-- Texto del ejercicio --
────

Si el amor, la admiración y el orgullo pudieran medirse y cuantificarse de forma objetiva, ayer en Covadonga habrían hecho falta muchas balanzas y metros para calibrar las miradas y gestos entre Leonor, la Princesa de Asturias, y su padre, el Rey Felipe VI. La complicidad entre ambos quedó de relieve desde el principio y, aunque la buena educación siempre obliga a moderar gestos y expresiones de afecto, en este caso a Felipe de Borbón le costó en algunos momentos disimular lo mucho que quiere a esta niña llamada a ceñir un día la corona de España.

Llama la atención ver al monarca ejercer de padre, de esos que tienen toda la pinta de contar cuentos por las noches y compartir horas de ocio, aunque éstas sean escasas. Ya han quedado muy atrás aquellas imágenes del entonces Príncipe de Asturias durante sus veranos en Mallorca o de vacaciones en islas exóticas en buena compañía. Al Rey, como a la mayor parte de los seres humanos, la paternidad le ha hecho aterrizar en el mundo, madurar y ver la vida a través del horizonte de quienes llegan pidiendo paso. A los Reyes eméritos jamás se les detectaron esas debilidades. Eran otros tiempos. La Princesa dio ayer la impresión de ser una buena hija, atenta a los consejos de sus padres y, en esta ocasión de forma especial, a los del Rey, el auténtico espejo en el que se mira, como es natural, para asumir ese trabajo tan especial que le está reservado. Un buen hijo, en principio, siempre tiene más papeletas para ser una buena persona. En este caso la actitud de la Princesa de Asturias, por cierto, la segunda de apellido Borbón y la primera de la Historia que lleva sangre asturiana, abre una puerta a la confianza en que sea un día digna jefa de Estado para un país que, como bien ser encargó de resaltar el arzobispo de Oviedo, Jesús Sanz Montes, vive momentos difíciles.

────

-- Datos proporcionados --

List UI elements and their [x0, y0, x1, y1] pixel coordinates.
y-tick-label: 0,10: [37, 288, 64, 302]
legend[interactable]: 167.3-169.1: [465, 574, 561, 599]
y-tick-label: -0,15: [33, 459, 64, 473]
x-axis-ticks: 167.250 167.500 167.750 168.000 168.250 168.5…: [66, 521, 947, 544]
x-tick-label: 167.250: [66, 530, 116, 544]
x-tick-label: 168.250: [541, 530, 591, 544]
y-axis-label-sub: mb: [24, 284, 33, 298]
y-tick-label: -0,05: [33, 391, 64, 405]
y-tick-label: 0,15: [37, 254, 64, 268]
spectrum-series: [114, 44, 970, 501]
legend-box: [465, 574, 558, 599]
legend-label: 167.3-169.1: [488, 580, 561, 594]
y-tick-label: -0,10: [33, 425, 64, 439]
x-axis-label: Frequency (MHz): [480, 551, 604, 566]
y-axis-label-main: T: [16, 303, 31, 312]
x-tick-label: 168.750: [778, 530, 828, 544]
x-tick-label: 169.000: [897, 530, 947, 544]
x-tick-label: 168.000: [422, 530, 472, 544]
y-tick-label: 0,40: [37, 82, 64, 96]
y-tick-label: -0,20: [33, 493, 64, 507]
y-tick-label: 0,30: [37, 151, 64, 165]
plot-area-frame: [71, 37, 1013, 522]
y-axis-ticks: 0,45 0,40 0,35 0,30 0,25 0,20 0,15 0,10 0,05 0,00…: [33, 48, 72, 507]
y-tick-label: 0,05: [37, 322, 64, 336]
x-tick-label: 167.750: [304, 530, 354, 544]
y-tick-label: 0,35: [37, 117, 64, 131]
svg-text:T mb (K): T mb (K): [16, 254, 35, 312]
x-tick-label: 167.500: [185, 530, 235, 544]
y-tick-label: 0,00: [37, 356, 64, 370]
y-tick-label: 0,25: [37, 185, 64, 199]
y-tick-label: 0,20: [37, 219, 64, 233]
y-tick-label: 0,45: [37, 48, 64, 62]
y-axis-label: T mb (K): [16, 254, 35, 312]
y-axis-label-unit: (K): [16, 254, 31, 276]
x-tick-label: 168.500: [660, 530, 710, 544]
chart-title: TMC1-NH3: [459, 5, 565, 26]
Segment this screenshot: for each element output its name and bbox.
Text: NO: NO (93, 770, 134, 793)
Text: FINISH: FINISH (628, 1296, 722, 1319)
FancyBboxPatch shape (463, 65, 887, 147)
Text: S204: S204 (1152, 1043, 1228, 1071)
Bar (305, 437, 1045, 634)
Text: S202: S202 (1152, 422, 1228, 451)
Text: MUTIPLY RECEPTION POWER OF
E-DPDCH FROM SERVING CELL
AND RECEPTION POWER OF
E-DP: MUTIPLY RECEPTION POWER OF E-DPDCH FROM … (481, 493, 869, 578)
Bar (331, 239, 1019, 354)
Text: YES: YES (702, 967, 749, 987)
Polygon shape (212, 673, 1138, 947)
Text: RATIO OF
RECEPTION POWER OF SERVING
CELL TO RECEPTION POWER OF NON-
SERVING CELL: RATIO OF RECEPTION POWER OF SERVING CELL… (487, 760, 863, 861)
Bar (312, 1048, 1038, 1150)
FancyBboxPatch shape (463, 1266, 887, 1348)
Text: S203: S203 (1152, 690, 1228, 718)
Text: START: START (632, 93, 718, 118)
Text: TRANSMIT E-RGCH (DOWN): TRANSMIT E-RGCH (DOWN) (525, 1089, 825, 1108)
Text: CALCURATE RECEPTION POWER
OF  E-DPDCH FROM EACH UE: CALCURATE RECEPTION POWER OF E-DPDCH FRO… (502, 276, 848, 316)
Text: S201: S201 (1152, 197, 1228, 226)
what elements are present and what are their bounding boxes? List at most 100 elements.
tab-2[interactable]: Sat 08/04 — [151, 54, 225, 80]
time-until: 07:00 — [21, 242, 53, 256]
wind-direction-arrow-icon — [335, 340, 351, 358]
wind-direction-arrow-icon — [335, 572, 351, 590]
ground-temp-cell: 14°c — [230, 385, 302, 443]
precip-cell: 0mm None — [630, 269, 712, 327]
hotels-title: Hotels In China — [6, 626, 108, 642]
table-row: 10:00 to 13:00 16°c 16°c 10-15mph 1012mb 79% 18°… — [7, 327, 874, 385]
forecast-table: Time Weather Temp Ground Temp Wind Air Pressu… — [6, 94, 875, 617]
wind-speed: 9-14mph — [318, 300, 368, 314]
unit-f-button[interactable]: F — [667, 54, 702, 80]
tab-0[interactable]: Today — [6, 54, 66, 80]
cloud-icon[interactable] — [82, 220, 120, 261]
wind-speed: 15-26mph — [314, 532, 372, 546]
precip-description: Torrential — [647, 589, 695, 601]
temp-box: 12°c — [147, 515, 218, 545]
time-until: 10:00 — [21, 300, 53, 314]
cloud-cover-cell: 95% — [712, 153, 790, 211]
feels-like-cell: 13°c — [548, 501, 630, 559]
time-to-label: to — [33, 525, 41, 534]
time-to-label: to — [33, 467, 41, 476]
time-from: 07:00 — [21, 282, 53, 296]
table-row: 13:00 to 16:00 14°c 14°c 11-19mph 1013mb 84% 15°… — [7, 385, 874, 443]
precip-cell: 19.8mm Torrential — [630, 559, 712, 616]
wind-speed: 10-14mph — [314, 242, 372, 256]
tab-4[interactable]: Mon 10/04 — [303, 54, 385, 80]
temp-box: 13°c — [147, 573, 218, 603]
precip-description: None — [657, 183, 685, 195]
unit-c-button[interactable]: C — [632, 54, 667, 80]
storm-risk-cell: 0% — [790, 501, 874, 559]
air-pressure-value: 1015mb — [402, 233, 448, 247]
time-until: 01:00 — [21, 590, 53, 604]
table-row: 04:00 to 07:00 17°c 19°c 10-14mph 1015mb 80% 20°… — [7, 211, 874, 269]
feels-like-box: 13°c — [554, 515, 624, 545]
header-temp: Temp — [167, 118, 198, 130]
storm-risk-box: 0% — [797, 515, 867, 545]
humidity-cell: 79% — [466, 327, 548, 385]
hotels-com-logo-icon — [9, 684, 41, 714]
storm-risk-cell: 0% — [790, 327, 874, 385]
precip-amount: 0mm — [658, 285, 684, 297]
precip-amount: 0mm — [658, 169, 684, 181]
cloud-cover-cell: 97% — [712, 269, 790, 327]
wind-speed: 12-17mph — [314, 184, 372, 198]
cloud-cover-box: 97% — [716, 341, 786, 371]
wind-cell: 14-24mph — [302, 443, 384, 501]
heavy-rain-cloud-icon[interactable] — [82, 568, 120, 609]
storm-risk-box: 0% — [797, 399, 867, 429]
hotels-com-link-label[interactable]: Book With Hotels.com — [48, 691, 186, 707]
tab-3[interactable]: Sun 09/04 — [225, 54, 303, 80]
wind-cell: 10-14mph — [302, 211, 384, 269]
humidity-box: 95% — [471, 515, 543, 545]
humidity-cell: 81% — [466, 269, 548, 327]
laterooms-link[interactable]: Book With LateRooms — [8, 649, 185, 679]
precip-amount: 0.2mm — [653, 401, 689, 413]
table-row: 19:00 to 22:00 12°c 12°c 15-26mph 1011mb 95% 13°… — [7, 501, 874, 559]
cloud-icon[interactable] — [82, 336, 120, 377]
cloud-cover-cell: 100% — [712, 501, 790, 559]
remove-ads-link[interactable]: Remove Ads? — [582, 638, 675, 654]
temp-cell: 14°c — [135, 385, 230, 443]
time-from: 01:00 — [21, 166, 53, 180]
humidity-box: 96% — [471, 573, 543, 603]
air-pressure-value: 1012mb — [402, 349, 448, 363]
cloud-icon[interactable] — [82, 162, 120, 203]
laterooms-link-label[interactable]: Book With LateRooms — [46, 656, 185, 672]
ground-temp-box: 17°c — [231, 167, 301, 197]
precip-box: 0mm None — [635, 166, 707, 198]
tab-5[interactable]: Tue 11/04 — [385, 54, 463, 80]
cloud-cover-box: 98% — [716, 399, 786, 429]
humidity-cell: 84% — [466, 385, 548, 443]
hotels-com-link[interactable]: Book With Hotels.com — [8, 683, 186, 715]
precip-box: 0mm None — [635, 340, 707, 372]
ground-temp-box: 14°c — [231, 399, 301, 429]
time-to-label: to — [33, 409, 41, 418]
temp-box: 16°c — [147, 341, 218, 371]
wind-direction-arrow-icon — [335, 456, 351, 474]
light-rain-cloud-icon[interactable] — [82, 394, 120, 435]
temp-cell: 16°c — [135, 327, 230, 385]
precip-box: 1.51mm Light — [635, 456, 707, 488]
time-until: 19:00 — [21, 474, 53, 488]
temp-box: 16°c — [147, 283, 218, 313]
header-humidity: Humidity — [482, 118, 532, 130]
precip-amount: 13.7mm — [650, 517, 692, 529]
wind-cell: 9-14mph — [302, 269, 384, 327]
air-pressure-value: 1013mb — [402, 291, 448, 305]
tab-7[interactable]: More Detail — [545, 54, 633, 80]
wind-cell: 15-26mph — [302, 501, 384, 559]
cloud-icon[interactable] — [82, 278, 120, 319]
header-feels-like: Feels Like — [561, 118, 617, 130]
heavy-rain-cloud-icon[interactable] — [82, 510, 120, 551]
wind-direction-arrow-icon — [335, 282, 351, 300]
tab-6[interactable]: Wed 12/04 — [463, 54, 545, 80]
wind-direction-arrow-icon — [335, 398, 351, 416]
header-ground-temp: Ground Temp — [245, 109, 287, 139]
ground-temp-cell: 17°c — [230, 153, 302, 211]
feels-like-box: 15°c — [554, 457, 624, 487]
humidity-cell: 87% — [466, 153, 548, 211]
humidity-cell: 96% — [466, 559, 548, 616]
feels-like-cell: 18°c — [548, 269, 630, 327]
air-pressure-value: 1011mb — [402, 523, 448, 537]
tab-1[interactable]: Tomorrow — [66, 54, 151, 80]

────

-- Ejercicios --
1: Reproduce sin cambios el fragmento del texto del ejercicio comprendido entre "Si el amor, la" y "corona de España.", ambos incluidos.
2: En una a tres oraciones, explica por qué, según el texto del ejercicio, la actitud de la Princesa de Asturias abre una puerta a la confianza en que sea un día digna jefa de Estado.

-- Ejercicios resueltos --
1:
Si el amor, la admiración y el orgullo pudieran medirse y cuantificarse de forma objetiva, ayer en Covadonga habrían hecho falta muchas balanzas y metros para calibrar las miradas y gestos entre Leonor, la Princesa de Asturias, y su padre, el Rey Felipe VI. La complicidad entre ambos quedó de relieve desde el principio y, aunque la buena educación siempre obliga a moderar gestos y expresiones de afecto, en este caso a Felipe de Borbón le costó en algunos momentos disimular lo mucho que quiere a esta niña llamada a ceñir un día la corona de España.

2: La Princesa dio la impresión de ser una buena hija, atenta a los consejos de sus padres y, de forma especial, a los del Rey. El texto sostiene que un buen hijo, en principio, siempre tiene más papeletas para ser una buena persona, y de ahí deriva esa confianza.